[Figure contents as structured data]
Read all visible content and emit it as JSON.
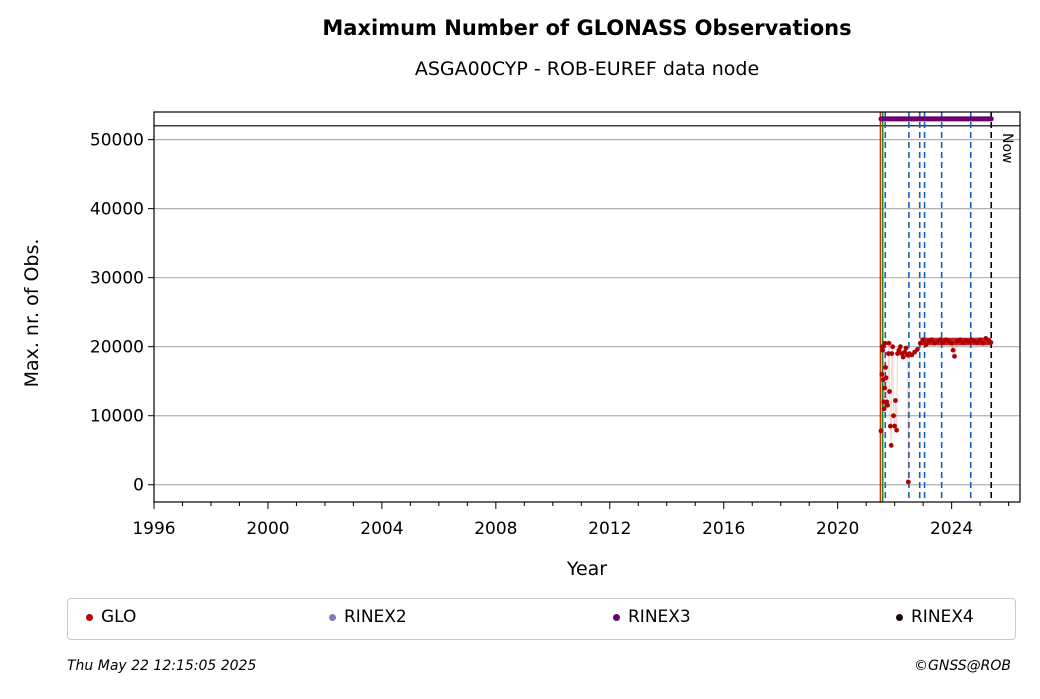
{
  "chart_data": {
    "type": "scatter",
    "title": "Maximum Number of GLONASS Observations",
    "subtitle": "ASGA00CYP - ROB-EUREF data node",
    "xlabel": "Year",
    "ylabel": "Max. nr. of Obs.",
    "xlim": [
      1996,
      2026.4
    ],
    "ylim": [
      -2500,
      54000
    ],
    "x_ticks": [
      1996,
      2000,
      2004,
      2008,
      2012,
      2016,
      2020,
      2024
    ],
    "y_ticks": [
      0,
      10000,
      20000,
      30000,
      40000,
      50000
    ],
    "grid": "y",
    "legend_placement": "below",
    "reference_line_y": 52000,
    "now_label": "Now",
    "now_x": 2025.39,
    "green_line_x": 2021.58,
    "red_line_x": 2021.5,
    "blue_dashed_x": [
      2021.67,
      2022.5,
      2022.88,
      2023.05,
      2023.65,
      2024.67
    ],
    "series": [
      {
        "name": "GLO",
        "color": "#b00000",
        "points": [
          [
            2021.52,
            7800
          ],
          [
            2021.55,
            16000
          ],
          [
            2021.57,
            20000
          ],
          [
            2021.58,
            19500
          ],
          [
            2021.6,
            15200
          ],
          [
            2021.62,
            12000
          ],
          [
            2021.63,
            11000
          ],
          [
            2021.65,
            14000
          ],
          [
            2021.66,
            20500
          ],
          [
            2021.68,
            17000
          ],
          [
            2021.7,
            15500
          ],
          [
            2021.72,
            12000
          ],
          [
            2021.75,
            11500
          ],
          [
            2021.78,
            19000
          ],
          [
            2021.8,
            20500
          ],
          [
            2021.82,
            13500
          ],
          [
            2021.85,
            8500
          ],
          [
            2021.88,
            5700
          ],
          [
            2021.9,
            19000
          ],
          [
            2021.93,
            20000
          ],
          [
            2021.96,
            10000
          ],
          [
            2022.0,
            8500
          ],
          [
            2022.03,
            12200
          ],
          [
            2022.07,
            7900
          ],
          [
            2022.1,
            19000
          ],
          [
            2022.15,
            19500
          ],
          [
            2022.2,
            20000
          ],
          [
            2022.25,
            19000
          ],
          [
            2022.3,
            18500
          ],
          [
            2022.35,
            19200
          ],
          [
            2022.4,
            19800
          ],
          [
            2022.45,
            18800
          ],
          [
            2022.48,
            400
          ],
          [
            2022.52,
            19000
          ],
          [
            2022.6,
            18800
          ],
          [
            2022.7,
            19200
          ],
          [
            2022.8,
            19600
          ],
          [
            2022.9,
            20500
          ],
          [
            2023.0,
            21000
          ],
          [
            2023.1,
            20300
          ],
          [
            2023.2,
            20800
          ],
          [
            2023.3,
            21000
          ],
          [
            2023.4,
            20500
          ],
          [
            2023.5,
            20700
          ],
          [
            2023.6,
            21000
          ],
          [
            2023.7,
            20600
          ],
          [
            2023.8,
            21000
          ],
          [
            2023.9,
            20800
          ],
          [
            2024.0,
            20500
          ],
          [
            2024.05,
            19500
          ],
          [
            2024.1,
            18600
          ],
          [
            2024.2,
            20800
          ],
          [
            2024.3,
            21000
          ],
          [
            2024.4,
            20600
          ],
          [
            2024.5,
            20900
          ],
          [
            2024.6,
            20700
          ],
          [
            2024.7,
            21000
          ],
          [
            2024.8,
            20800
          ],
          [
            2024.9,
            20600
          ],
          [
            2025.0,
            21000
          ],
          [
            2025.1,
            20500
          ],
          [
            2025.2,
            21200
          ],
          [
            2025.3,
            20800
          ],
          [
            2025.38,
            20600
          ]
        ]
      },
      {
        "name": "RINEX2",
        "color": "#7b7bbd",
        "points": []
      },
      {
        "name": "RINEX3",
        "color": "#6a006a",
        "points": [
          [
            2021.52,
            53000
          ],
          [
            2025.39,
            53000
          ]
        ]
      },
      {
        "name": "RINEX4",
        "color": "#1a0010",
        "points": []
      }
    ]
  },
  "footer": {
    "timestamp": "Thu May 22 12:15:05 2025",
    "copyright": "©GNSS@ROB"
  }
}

...

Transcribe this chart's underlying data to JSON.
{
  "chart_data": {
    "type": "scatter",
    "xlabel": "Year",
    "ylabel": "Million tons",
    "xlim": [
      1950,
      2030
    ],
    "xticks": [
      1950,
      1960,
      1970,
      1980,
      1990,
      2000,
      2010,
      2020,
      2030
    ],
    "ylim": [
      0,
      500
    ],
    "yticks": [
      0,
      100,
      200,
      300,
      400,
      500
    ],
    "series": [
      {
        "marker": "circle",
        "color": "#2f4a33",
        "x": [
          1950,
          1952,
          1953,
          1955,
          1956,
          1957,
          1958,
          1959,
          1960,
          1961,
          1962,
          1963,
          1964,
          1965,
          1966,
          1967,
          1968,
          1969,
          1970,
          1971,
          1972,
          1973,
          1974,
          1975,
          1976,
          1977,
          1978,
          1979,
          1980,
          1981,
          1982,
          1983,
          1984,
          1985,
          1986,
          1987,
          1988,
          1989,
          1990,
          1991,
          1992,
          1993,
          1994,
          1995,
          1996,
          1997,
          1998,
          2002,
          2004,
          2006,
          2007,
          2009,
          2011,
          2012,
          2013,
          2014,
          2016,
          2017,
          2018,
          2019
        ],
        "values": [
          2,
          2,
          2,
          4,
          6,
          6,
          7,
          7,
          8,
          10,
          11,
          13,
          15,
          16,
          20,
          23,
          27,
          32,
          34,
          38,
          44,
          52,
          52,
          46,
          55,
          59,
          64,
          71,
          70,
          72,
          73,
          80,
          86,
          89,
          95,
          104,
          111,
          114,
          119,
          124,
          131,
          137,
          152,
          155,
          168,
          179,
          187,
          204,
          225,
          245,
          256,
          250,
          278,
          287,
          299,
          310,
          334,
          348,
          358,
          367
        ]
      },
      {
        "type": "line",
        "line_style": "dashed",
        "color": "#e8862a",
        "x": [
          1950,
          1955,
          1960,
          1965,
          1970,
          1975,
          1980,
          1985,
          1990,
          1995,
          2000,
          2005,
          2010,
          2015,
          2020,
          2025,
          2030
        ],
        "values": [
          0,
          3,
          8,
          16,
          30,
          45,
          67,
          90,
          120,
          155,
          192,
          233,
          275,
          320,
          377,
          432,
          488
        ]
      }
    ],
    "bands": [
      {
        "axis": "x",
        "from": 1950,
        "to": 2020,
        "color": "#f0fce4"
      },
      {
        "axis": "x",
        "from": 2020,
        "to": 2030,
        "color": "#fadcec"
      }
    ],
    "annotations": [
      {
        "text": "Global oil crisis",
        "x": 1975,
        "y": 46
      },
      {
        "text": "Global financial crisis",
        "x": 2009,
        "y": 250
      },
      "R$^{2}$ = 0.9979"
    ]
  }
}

— What this task involves —
Show every line from the listing above in which the string "name" appears.

— Reply —
        "name": "GLO",
        "name": "RINEX2",
        "name": "RINEX3",
        "name": "RINEX4",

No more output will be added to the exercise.